Provided passage ::
↓
In his book, Mein Kampf (which is about to lose its copyright, so that anyone can print it again), Hitler also revealed another insight: that a lie will be believed if it is big enough, and if it is repeated often enough. That, too, applies to the Oslo agreement. For more than 20 years now the Israel right-wing has relentlessly repeated the lie that the Oslo agreement was not only an act of treason, but also a total failure.
Oslo is dead, we are told. It actually died at birth. And by extension, this will be the lot of every peace agreement in the future. A large part of the Israeli public has come to believe this.
The main achievement of the Oslo agreement, an act of history-changing dimensions, bears the date of September 10, 1993. On that day, the Chairman of the Palestinian Liberation Organization and the Prime Minister of the State of Israel exchanged letters of mutual recognition. Yasser Arafat recognized Israel, Yitzhak Rabin recognized the PLO as the representative of the Palestinian people.
Today's younger generation (on both sides) cannot realize the huge significance of these twin acts. From its inception almost a hundred years earlier, the Zionist movement had denied the very existence of a Palestinian people. I myself have spent many hundreds of hours of my life in trying to convince Israeli audiences that a Palestinian nation really exists. Golda Meir famously declared: “There is no such thing as a Palestinian people.” I am rather proud of my reply to her, in a Knesset debate: “Mrs. Prime Minister, perhaps you are right. Perhaps a Palestinian people really does not exist. But if millions of people mistakenly believe that they are a people and act like a people, they are a people!”
↑
Written task :: Rewrite the passage on the Oslo agreement starting at "Oslo is dead, we" and ending at "to believe this.", replacing "peace agreement" with "peace treaty".

Stored data ::
↓
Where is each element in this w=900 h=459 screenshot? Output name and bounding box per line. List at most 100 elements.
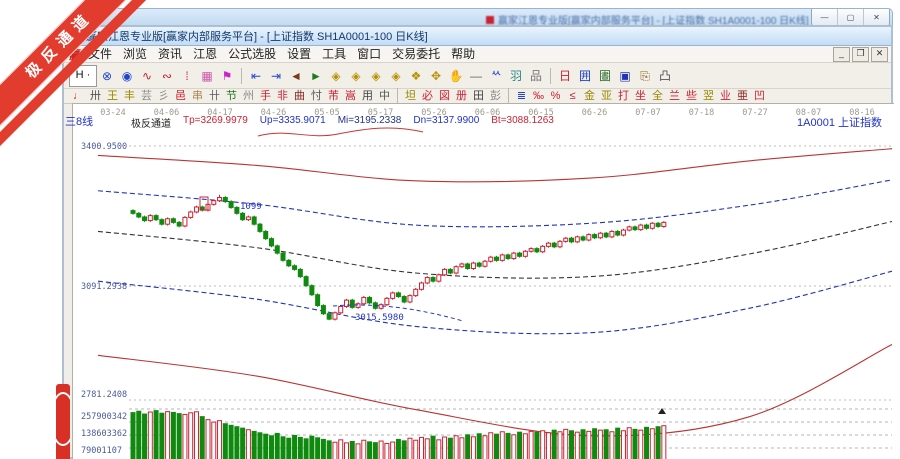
↑
Correct result ::
Oslo is dead, we are told. It actually died at birth. And by extension, this will be the lot of every peace treaty in the future. A large part of the Israeli public has come to believe this.